Reproduce each line from the records that holds "name".

--- SUPPLIED DATA ---

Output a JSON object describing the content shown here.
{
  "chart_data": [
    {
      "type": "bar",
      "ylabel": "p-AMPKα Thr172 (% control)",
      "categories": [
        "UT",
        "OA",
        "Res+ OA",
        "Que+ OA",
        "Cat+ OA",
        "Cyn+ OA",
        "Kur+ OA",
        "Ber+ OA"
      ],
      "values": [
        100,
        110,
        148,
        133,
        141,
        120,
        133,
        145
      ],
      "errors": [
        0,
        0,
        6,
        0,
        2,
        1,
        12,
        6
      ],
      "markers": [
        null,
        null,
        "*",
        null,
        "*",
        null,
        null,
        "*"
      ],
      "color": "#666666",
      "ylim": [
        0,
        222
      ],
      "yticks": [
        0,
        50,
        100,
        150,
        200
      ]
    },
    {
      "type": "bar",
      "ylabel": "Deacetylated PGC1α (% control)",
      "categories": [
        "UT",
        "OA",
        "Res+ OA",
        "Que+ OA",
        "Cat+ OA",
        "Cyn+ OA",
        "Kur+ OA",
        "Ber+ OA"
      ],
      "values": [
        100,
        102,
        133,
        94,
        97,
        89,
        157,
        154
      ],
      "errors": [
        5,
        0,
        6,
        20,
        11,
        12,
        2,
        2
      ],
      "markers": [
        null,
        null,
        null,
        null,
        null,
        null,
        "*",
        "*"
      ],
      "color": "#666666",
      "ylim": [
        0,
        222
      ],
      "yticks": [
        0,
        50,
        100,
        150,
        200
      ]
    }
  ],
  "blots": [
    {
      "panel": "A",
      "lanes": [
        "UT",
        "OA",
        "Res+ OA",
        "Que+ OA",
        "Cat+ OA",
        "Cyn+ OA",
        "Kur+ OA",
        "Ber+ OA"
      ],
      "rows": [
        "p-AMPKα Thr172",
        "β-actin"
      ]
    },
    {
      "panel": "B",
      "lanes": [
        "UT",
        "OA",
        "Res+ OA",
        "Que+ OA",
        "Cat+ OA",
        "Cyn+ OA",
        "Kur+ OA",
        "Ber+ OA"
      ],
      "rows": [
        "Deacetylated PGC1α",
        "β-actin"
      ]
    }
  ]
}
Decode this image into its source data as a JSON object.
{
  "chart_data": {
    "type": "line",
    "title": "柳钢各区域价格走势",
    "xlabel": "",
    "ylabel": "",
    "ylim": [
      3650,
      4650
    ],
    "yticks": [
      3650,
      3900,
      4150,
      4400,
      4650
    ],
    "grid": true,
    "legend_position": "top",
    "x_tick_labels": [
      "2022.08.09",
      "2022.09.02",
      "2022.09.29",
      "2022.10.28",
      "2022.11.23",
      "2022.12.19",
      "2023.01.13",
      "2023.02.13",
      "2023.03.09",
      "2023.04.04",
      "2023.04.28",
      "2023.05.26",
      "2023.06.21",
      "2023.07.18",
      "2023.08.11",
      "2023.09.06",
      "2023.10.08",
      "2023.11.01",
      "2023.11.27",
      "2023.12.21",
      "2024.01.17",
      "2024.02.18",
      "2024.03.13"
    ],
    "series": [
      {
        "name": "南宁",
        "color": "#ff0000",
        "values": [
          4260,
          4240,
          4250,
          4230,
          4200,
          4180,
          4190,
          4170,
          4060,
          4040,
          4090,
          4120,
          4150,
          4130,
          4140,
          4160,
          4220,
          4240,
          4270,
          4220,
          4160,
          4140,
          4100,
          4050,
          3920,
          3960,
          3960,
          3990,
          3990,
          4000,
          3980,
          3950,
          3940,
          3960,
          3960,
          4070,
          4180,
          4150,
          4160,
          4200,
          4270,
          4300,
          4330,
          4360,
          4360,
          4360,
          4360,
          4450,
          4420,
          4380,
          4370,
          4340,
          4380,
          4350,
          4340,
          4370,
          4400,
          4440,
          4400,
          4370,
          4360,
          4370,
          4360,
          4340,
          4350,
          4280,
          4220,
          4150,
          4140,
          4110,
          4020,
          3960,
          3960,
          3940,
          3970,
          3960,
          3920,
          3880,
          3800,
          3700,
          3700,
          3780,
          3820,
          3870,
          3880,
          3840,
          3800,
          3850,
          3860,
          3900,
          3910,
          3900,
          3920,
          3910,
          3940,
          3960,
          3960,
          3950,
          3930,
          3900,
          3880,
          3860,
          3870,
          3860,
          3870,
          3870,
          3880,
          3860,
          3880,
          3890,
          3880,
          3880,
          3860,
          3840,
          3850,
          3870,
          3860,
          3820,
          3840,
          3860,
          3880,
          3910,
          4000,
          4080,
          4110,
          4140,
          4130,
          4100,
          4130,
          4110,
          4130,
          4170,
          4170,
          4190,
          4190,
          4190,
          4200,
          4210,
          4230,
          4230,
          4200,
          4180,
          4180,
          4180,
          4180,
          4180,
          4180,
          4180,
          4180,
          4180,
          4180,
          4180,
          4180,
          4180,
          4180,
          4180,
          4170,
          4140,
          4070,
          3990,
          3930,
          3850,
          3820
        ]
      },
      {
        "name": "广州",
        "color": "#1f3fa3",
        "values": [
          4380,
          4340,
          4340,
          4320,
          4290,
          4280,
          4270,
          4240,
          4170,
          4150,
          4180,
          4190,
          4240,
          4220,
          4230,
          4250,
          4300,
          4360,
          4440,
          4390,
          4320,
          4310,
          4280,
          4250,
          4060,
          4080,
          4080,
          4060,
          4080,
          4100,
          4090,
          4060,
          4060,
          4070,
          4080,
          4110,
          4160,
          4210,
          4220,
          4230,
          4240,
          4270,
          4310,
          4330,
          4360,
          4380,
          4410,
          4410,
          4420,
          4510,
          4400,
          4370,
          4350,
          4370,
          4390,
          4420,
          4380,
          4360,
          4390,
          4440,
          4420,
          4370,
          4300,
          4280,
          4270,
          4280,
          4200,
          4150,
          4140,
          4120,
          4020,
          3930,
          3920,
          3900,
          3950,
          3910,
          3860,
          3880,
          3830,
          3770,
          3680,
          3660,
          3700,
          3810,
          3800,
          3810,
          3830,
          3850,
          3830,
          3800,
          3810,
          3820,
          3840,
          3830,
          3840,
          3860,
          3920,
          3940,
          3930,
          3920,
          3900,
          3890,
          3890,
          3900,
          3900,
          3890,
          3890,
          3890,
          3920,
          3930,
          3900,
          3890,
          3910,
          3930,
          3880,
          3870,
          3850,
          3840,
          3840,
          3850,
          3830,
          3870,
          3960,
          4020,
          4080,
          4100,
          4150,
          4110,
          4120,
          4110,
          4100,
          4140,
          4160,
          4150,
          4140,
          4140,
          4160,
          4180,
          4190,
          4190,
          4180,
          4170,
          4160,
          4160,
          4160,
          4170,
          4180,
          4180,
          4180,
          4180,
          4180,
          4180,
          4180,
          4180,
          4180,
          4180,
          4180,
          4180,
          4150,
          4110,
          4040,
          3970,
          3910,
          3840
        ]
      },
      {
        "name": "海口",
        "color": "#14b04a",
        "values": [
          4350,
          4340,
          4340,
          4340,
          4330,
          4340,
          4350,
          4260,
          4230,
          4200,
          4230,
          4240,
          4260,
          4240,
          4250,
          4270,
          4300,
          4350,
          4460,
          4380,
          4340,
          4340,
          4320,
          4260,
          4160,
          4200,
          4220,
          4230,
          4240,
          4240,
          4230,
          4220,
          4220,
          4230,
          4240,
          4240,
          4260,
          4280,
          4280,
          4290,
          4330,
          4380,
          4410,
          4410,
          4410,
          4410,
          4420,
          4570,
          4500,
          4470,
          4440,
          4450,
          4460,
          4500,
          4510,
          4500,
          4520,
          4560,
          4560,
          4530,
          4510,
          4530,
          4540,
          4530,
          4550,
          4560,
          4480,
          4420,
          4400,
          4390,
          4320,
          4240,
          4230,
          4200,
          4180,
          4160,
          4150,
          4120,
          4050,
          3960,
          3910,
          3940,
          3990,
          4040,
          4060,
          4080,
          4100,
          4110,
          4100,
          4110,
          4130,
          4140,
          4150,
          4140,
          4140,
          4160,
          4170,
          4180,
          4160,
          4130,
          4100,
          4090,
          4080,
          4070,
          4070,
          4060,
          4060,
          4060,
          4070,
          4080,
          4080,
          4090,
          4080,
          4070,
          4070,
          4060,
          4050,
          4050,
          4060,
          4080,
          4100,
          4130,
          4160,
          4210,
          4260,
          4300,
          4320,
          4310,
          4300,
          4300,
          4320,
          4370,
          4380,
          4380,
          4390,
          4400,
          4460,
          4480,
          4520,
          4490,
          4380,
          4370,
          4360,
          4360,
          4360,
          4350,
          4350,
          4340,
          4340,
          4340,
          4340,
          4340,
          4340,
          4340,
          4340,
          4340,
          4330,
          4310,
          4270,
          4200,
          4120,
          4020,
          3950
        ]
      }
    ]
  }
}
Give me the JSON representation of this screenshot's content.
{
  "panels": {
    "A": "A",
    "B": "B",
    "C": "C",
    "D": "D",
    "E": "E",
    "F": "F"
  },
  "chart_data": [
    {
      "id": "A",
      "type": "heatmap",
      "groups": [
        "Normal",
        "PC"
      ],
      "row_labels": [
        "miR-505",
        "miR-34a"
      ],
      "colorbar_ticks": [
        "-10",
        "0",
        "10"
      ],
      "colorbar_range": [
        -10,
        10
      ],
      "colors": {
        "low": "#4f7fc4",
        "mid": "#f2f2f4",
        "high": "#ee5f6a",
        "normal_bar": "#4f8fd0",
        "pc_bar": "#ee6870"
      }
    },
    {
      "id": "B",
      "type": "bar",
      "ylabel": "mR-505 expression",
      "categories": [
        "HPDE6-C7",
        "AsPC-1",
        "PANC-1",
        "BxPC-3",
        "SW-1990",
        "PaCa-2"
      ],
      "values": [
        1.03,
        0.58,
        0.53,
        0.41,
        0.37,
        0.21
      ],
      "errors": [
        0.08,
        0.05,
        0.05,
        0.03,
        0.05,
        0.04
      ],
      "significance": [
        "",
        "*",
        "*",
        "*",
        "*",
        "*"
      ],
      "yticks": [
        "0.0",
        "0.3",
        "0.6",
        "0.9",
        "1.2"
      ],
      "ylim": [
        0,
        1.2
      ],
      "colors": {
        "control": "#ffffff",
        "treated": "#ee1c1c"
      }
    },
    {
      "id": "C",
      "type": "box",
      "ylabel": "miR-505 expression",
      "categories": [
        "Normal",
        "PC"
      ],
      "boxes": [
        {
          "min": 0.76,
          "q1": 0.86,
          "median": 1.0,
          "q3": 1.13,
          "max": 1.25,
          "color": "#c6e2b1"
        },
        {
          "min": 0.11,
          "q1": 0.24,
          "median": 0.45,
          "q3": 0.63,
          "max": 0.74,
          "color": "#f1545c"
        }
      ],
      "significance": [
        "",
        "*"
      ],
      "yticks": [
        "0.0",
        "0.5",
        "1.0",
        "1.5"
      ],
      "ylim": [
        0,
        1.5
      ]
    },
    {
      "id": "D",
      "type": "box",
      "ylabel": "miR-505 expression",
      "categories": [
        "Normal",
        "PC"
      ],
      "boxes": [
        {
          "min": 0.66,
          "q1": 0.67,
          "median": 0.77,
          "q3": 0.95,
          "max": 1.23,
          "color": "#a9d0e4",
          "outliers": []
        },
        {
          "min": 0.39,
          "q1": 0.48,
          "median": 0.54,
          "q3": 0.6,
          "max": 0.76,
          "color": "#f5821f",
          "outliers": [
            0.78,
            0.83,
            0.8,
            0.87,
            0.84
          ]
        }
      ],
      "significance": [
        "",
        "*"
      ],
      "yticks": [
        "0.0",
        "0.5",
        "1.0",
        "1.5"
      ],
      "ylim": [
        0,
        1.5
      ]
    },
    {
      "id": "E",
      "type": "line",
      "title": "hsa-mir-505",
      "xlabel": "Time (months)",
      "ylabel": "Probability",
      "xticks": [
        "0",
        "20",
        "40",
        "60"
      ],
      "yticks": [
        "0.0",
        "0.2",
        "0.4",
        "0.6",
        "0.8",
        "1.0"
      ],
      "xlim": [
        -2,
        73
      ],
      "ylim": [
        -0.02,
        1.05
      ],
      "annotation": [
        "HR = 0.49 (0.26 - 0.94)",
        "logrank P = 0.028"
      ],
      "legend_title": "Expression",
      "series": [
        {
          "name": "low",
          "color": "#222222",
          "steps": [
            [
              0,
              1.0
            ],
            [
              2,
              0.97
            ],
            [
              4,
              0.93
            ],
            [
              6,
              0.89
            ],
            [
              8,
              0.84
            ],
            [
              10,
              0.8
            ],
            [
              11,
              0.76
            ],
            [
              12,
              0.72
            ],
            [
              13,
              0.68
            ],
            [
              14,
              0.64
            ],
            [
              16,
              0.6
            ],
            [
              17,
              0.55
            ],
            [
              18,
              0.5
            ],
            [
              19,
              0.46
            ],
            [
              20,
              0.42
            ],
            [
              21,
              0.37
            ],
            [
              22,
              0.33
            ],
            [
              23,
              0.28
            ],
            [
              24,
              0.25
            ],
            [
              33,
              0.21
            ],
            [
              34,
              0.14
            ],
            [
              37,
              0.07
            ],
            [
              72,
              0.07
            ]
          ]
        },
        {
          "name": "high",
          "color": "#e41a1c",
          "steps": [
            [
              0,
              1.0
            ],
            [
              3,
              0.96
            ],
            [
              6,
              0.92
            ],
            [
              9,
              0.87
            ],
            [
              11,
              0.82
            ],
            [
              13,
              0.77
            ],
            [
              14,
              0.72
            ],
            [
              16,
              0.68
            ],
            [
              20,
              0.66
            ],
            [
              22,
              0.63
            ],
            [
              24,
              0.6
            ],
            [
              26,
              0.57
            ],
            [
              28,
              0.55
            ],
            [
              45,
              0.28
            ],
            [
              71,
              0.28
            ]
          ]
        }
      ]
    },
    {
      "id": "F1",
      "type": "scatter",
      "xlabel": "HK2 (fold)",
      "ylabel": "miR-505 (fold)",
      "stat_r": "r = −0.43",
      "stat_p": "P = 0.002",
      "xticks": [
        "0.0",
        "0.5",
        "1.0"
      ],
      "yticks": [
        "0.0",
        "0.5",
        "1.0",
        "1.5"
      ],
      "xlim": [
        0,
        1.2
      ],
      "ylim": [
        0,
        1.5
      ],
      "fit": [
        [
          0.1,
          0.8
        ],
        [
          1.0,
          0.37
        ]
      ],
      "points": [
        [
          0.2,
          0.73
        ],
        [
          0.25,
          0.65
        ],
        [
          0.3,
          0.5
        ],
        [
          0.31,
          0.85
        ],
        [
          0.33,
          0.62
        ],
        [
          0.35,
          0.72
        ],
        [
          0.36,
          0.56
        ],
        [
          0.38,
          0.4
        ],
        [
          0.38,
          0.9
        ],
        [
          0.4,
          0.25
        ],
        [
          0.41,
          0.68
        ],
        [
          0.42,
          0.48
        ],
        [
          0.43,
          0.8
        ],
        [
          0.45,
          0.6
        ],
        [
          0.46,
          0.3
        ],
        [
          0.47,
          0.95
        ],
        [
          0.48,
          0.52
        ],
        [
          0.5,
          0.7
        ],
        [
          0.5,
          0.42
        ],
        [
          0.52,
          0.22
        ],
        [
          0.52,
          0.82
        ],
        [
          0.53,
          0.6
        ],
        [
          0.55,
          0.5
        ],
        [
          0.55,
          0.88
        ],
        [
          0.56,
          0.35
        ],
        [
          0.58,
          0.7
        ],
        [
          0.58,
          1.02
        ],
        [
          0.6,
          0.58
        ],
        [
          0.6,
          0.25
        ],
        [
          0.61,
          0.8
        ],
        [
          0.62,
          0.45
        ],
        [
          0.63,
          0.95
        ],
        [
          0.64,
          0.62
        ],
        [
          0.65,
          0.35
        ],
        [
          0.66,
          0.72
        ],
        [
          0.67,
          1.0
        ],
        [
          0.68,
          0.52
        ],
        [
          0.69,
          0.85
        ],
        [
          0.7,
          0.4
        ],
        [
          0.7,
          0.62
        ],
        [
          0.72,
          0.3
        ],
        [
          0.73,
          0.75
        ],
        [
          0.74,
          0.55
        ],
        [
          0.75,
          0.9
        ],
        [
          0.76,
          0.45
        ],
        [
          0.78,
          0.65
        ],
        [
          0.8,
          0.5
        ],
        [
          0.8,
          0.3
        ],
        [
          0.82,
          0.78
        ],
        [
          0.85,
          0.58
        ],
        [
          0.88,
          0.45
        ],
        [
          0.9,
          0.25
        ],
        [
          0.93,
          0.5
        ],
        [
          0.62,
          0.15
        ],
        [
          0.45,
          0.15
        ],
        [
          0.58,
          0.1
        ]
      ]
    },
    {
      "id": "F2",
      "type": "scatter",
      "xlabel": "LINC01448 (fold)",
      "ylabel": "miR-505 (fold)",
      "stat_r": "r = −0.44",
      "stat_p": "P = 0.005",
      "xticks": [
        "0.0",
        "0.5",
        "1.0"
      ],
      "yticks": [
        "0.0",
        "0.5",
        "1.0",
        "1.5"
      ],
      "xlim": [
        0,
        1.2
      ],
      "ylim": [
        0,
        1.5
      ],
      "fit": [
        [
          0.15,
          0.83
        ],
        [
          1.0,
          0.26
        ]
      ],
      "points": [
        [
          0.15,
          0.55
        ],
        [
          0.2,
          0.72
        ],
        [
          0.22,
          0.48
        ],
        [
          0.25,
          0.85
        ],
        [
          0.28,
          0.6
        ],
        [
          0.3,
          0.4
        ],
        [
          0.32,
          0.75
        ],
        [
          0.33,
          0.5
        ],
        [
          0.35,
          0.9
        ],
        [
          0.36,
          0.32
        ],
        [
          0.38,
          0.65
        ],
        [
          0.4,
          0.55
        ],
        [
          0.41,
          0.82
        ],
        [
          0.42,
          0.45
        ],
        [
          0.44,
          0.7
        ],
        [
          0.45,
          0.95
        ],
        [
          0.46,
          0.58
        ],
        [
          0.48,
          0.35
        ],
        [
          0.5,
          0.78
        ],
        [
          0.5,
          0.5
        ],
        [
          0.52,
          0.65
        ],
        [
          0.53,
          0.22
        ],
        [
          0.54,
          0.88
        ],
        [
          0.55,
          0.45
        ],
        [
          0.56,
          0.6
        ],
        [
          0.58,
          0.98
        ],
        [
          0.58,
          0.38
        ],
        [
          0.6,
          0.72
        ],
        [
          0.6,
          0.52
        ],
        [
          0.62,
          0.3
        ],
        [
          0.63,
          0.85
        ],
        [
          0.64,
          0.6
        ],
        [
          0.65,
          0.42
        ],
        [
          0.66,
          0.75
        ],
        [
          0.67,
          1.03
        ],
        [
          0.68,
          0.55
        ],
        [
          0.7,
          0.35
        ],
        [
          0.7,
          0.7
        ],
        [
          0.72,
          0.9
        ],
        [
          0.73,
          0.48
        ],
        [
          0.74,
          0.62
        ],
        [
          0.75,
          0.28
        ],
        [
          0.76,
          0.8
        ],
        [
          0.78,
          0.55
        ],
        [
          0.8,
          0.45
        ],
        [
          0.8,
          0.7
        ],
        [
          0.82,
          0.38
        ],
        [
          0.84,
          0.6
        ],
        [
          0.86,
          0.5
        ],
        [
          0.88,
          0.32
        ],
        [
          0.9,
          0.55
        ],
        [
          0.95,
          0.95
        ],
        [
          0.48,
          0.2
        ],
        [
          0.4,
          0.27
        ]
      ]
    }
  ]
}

---

TASK RESULT:
        "name": "南宁",
        "name": "广州",
        "name": "海口",
          "name": "low",
          "name": "high",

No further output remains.